PROVIDED MATERIAL:
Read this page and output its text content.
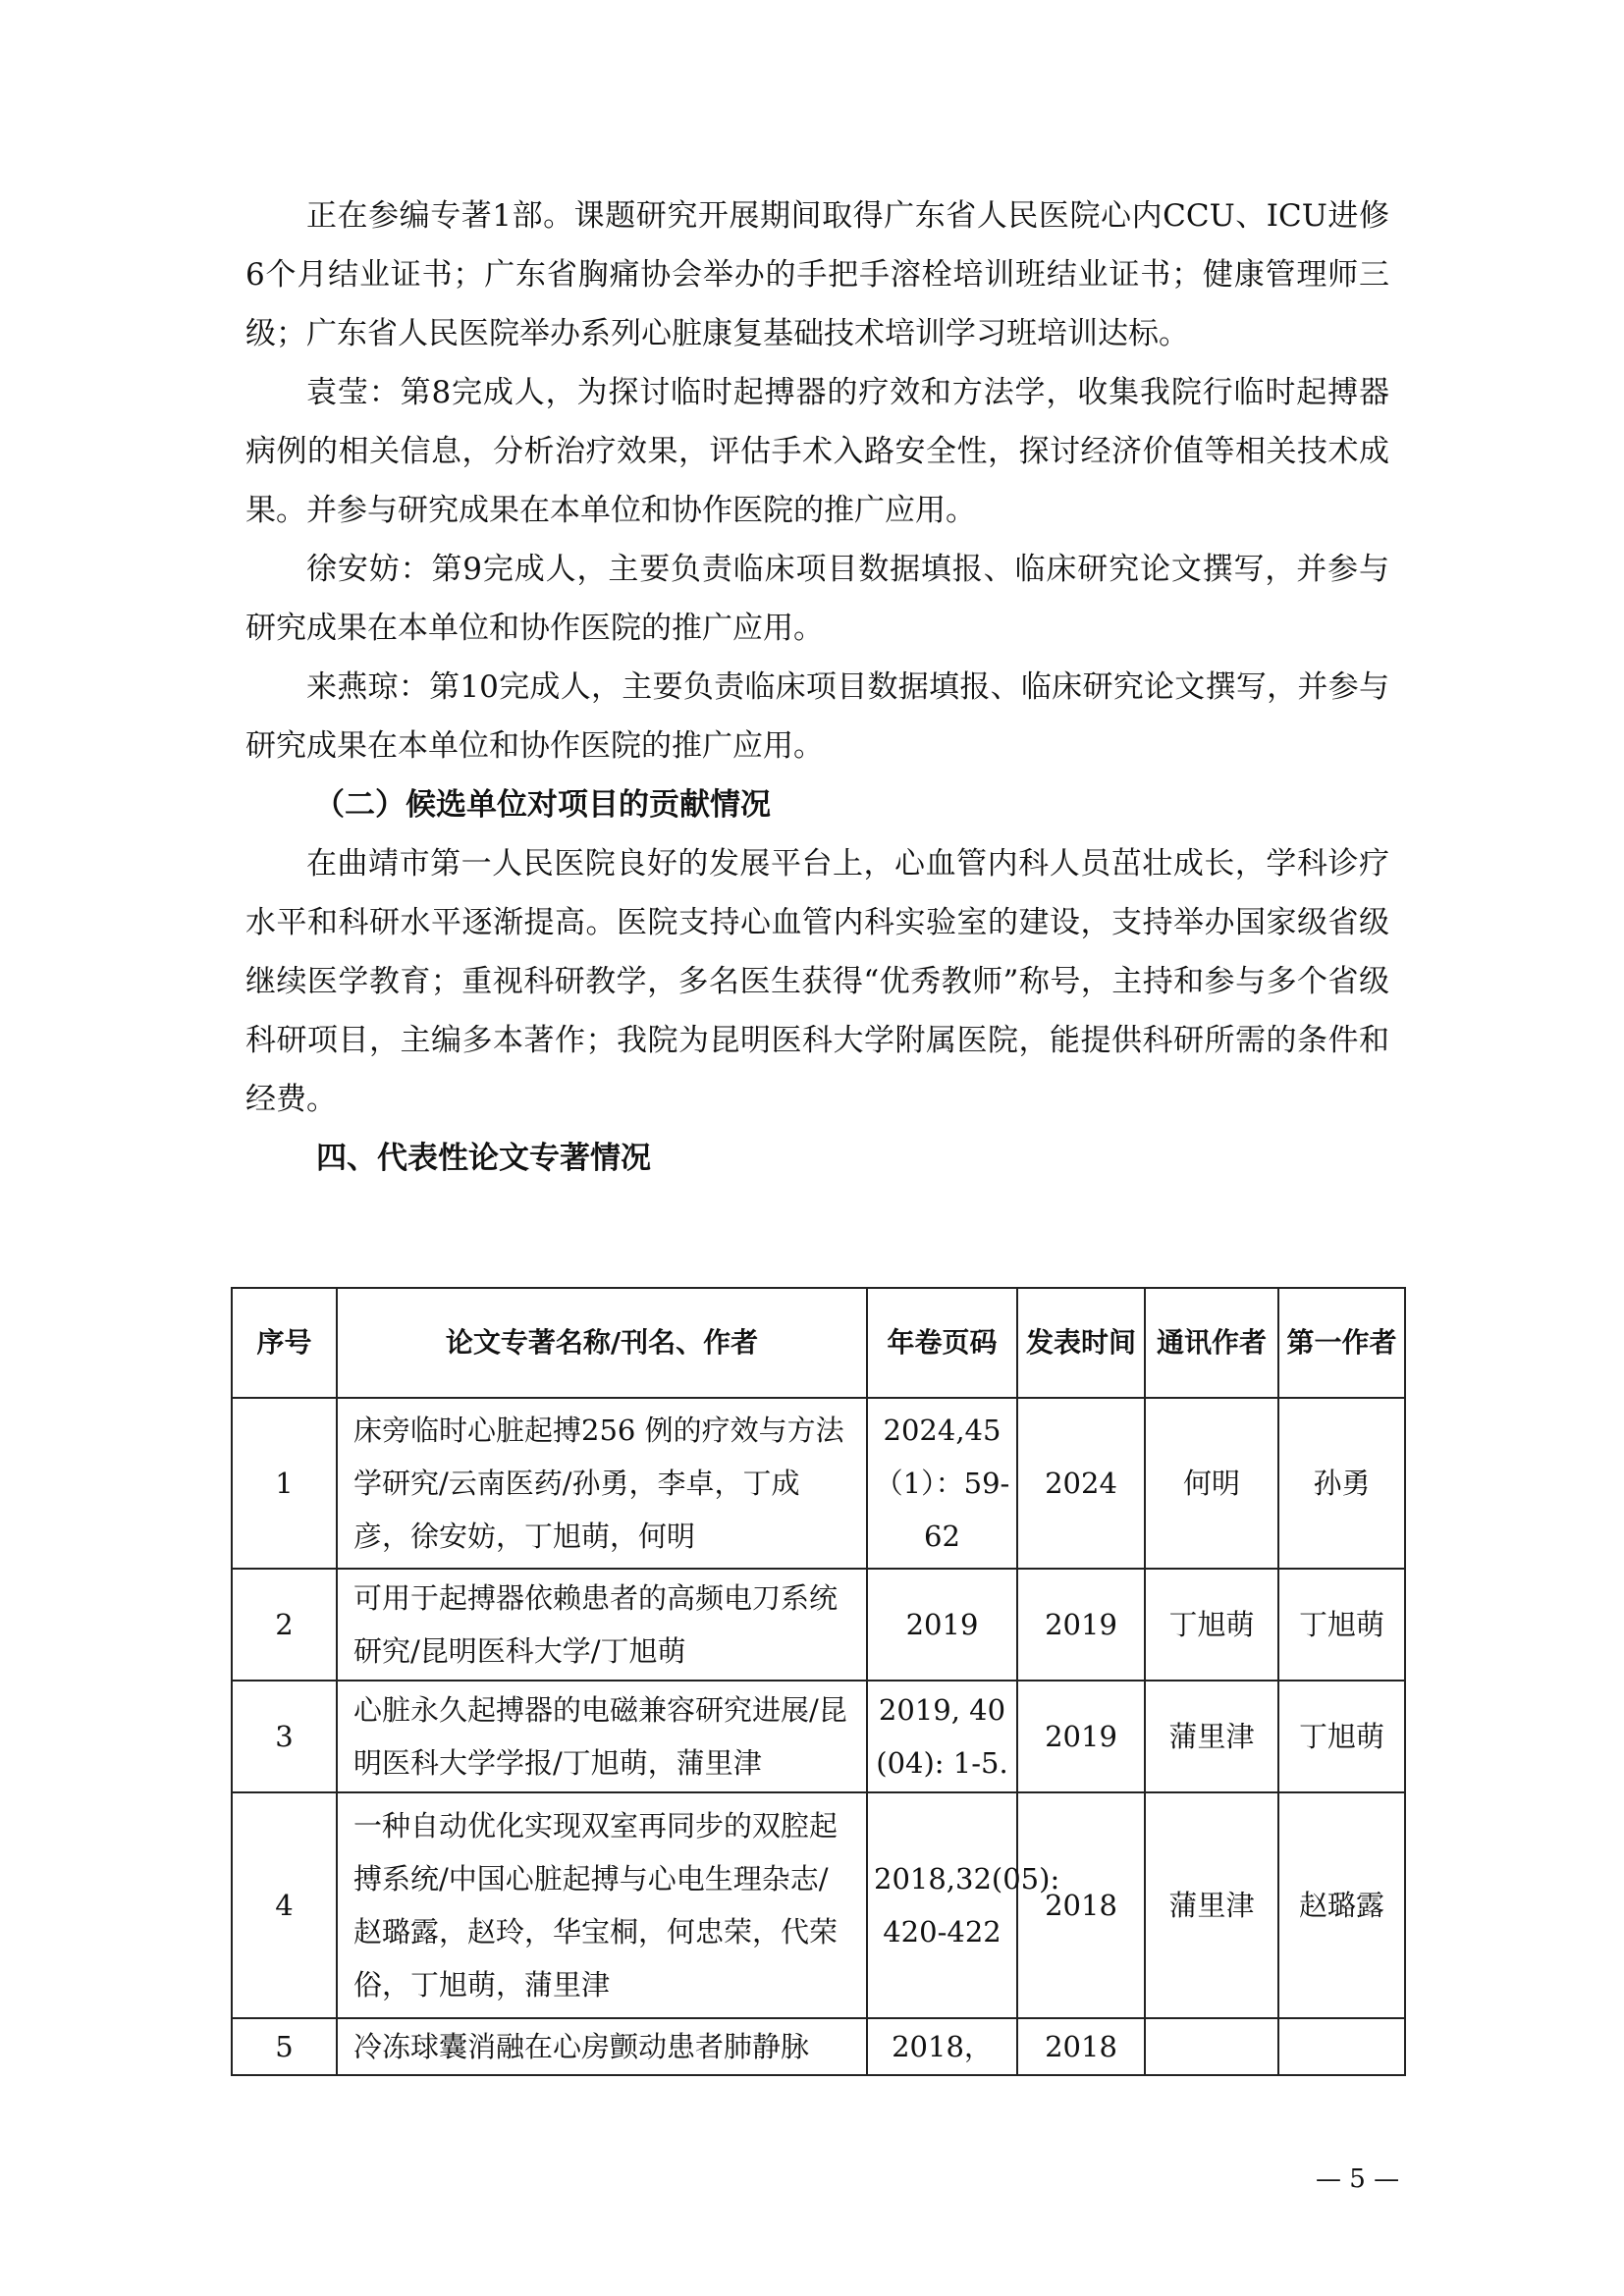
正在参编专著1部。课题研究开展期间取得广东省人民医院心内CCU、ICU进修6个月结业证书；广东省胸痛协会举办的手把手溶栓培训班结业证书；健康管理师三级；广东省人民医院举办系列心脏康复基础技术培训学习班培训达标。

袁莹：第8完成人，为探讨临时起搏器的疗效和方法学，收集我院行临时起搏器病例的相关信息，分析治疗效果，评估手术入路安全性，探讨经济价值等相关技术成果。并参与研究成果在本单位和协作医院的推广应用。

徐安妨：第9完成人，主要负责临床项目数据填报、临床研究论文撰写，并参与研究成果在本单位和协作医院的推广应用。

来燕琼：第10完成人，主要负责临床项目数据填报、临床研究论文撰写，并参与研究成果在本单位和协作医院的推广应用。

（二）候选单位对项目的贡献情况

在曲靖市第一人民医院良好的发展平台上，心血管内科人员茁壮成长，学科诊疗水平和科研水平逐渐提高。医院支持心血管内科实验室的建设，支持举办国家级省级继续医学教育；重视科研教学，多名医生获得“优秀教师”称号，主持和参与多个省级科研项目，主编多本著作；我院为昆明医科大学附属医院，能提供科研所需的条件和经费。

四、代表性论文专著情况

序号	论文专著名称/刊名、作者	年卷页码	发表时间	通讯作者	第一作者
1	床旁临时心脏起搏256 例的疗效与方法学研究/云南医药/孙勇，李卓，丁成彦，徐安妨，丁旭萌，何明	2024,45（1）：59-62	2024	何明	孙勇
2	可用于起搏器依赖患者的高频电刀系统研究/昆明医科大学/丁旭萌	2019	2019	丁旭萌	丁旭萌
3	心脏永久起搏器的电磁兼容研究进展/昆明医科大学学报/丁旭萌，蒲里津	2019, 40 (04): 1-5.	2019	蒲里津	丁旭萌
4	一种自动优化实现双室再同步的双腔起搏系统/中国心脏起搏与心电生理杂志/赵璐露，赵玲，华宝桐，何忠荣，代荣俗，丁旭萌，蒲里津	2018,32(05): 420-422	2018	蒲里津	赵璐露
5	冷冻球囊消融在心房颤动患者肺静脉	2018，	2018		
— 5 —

---

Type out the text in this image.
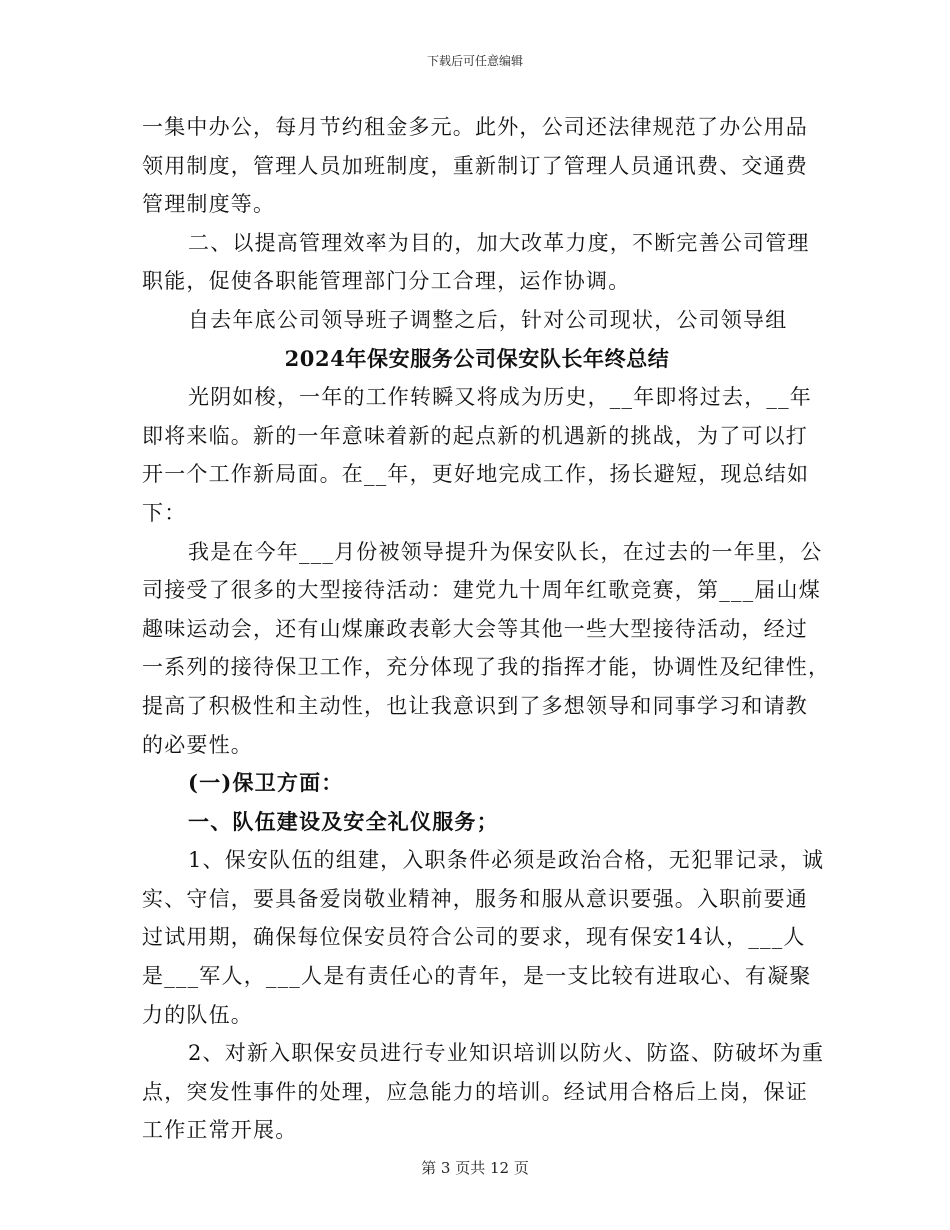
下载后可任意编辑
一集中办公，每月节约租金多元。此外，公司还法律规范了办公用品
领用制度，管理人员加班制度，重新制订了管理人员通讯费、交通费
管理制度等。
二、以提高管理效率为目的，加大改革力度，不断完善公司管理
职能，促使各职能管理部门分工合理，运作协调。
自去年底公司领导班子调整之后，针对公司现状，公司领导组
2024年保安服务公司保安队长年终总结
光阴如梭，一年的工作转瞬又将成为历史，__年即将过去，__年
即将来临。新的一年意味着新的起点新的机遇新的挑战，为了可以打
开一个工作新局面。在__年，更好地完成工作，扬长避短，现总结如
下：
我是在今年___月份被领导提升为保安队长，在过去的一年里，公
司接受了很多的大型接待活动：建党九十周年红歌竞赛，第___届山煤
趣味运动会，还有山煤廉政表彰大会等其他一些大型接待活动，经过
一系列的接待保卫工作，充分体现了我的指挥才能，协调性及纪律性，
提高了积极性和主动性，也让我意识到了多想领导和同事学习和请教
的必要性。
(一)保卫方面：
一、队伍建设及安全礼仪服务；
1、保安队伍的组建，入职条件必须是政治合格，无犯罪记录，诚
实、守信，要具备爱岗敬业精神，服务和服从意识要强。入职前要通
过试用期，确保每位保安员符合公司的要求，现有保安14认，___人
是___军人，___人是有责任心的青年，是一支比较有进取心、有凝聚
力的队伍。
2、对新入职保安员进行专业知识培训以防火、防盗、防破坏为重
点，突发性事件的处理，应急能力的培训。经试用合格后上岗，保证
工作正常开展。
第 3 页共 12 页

AIM:
Copy each line of the data that contains the word "text".

COMPLETE ANSWER:
Read this page and output its text content.
Type out the text in this image.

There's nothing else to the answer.